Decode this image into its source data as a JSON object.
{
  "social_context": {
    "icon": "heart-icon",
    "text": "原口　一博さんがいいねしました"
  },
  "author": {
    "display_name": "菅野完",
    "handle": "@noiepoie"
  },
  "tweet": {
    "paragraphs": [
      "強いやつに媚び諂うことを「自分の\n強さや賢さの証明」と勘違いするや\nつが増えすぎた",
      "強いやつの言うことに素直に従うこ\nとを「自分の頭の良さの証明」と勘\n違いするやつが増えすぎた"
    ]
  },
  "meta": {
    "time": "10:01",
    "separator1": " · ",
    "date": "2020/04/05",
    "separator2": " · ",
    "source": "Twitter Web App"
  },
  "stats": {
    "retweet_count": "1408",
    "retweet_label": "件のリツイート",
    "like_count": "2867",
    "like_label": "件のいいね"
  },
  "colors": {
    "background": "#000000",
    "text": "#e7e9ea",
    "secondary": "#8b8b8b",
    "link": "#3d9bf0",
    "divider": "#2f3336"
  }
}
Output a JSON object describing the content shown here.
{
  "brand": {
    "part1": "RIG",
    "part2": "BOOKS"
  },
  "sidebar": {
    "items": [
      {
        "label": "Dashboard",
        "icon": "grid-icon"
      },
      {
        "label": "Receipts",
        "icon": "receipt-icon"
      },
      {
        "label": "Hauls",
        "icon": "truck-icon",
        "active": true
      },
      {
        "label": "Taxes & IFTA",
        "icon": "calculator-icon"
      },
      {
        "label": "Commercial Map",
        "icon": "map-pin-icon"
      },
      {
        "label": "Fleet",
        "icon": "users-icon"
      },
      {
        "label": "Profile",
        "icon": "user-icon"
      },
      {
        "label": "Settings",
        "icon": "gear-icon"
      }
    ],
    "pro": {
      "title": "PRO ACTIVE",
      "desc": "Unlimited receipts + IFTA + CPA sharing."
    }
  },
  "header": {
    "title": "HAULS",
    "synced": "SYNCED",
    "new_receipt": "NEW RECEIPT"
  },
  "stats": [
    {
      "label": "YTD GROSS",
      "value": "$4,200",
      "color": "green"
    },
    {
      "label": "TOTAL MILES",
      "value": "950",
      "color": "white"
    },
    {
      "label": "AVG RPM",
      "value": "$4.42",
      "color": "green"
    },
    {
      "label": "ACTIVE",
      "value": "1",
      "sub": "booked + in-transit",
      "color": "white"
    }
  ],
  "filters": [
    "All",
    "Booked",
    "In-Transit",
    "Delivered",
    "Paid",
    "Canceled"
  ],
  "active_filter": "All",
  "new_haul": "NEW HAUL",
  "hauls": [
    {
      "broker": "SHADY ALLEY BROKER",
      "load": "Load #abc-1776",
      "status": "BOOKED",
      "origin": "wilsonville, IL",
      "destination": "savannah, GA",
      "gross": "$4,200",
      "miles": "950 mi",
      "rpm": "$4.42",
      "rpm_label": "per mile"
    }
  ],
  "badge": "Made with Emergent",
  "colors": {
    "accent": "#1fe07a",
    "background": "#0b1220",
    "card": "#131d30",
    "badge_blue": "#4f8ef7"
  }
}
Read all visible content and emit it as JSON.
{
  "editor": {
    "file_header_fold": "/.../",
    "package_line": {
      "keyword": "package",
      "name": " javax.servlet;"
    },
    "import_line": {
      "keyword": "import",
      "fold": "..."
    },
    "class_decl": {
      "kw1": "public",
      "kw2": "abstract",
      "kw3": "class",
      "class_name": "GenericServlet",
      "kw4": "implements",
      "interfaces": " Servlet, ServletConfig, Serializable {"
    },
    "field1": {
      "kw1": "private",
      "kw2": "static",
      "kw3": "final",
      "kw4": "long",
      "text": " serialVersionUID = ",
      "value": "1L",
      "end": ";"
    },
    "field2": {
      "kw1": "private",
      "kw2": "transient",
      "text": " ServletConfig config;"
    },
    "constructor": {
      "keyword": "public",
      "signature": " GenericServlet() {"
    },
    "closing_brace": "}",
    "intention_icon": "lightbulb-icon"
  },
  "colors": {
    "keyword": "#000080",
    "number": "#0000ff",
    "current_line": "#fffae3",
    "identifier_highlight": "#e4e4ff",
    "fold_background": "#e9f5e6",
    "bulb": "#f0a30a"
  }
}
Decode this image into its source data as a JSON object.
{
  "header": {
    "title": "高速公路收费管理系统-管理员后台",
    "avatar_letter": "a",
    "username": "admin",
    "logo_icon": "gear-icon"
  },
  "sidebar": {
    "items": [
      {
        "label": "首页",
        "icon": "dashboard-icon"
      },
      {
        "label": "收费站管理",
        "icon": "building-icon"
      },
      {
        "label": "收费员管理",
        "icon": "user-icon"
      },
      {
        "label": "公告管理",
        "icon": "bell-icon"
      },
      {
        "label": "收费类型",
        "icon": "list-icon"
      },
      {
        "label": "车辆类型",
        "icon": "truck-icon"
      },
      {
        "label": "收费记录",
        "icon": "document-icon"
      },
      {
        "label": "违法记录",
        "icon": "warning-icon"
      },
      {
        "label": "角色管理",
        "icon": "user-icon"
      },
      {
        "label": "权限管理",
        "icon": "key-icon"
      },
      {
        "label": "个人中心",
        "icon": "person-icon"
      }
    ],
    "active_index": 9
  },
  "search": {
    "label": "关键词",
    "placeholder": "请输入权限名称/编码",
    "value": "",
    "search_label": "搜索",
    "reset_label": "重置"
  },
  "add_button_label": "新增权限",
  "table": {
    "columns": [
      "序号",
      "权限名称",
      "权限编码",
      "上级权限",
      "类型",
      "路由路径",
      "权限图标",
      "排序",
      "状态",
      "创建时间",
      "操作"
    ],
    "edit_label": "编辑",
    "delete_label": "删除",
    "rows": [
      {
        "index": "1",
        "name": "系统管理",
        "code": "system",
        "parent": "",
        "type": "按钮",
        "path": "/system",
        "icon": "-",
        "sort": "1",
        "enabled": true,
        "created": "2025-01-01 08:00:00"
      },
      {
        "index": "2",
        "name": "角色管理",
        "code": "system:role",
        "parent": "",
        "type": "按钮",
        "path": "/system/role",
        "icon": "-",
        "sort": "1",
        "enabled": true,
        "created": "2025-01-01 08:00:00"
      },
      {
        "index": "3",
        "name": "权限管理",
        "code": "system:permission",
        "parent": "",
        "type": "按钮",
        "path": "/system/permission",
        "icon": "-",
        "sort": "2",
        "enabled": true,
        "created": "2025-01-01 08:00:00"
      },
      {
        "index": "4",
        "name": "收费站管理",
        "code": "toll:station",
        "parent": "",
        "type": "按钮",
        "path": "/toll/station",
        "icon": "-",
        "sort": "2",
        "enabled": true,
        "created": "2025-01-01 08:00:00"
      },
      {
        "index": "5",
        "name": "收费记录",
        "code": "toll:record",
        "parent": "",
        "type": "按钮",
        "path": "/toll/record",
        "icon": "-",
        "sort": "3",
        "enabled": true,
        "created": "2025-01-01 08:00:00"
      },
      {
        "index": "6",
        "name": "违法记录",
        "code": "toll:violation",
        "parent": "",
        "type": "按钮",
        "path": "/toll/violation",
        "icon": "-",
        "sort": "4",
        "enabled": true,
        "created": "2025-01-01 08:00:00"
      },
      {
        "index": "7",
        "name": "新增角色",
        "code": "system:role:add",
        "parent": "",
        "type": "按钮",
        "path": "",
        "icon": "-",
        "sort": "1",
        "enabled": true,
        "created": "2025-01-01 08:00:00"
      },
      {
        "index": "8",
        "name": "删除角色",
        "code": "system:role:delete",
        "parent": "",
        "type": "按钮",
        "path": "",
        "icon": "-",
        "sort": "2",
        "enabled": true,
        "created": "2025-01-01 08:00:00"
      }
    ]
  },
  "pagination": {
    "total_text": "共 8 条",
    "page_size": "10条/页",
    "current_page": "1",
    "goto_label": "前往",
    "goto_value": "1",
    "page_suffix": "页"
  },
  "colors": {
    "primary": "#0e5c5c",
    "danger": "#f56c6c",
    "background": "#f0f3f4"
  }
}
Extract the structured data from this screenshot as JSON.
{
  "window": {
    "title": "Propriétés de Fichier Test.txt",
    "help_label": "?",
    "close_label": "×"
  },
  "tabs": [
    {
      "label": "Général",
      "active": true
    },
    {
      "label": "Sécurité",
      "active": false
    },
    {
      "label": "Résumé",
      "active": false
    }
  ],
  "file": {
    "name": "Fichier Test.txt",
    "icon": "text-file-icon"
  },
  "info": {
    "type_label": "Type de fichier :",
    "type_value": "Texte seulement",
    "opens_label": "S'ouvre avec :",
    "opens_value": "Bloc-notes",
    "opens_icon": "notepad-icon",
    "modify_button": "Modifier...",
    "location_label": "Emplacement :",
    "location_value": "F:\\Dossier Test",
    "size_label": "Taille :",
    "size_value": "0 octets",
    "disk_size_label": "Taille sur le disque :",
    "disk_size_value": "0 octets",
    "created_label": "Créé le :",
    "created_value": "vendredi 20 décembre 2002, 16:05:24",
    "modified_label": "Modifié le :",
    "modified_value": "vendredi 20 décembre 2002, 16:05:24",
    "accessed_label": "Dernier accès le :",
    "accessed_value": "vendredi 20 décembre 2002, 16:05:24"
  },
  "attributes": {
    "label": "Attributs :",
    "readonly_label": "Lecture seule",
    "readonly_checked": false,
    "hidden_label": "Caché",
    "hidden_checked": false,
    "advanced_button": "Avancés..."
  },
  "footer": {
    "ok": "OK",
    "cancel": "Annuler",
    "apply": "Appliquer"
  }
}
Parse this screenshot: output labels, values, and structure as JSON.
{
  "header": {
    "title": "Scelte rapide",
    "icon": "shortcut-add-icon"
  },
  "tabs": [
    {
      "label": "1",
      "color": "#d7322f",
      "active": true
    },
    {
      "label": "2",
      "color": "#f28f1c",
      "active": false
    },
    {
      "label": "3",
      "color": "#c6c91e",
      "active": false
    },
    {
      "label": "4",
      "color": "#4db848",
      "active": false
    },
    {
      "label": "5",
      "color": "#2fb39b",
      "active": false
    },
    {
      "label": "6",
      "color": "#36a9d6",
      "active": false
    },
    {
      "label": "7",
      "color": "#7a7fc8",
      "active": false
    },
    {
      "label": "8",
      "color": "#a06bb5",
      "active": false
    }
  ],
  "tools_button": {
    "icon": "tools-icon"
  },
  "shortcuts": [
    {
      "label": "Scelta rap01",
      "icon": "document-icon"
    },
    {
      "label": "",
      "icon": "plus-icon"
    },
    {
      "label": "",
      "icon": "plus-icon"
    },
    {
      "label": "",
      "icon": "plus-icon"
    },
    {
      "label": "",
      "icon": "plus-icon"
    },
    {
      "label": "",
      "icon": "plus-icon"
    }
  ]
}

— Written instruction —
In the records above, how many lines contain the word "Taille"? Give the number alone.

— Exercise result —
2